Dataset items
* * *

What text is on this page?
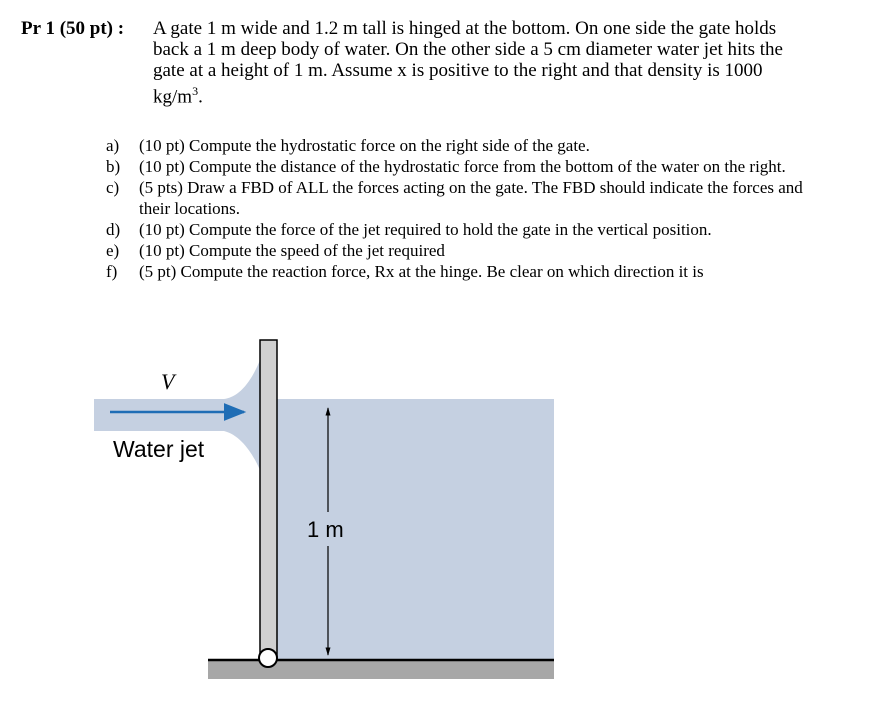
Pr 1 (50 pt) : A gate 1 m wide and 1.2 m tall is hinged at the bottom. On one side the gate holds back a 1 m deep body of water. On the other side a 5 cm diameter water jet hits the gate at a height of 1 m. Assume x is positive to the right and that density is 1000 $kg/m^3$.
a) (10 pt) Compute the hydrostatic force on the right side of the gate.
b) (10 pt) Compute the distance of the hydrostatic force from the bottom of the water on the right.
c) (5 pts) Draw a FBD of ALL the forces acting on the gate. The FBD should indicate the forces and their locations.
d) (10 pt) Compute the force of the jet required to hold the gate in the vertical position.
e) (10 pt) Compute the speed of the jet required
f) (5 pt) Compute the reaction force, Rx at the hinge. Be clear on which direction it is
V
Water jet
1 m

* * *

Do this: Which lines in the listing above hold the word "required"? Show each of them.

Result of this exercise:
d) (10 pt) Compute the force of the jet required to hold the gate in the vertical position.
e) (10 pt) Compute the speed of the jet required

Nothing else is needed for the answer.